■ EXERCISE ■
Omit images. Retype all entries verbatim.

Records from a collection of figures

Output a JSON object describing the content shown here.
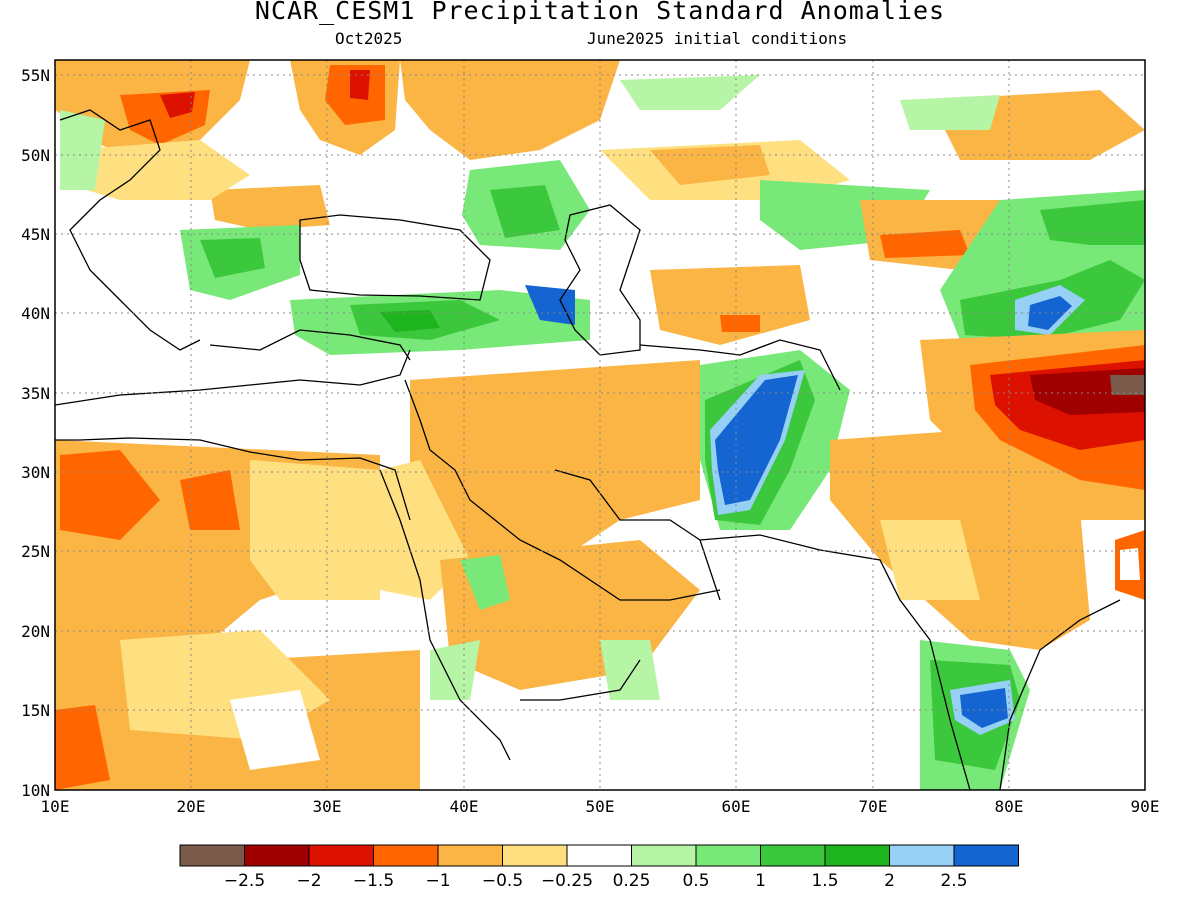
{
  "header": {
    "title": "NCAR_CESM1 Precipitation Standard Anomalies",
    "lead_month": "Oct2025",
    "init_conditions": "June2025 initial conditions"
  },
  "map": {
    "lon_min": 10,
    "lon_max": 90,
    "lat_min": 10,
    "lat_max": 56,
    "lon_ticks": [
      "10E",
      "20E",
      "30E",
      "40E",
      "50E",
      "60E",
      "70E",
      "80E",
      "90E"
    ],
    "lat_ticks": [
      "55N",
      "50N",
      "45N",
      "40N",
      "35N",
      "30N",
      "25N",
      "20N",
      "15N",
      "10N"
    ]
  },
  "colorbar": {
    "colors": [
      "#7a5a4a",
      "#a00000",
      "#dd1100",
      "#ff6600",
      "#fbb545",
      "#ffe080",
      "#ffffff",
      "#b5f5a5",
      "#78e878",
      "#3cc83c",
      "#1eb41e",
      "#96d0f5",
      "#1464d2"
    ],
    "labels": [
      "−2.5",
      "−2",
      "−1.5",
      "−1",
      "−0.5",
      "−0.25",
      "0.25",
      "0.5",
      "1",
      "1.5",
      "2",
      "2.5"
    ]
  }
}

■ COMPLETE RESPONSE ■
Output a JSON object describing the content shown here.
{
  "header": {
    "title": "NCAR_CESM1 Precipitation Standard Anomalies",
    "lead_month": "Oct2025",
    "init_conditions": "June2025 initial conditions"
  },
  "map": {
    "lon_min": 10,
    "lon_max": 90,
    "lat_min": 10,
    "lat_max": 56,
    "lon_ticks": [
      "10E",
      "20E",
      "30E",
      "40E",
      "50E",
      "60E",
      "70E",
      "80E",
      "90E"
    ],
    "lat_ticks": [
      "55N",
      "50N",
      "45N",
      "40N",
      "35N",
      "30N",
      "25N",
      "20N",
      "15N",
      "10N"
    ]
  },
  "colorbar": {
    "colors": [
      "#7a5a4a",
      "#a00000",
      "#dd1100",
      "#ff6600",
      "#fbb545",
      "#ffe080",
      "#ffffff",
      "#b5f5a5",
      "#78e878",
      "#3cc83c",
      "#1eb41e",
      "#96d0f5",
      "#1464d2"
    ],
    "labels": [
      "−2.5",
      "−2",
      "−1.5",
      "−1",
      "−0.5",
      "−0.25",
      "0.25",
      "0.5",
      "1",
      "1.5",
      "2",
      "2.5"
    ]
  }
}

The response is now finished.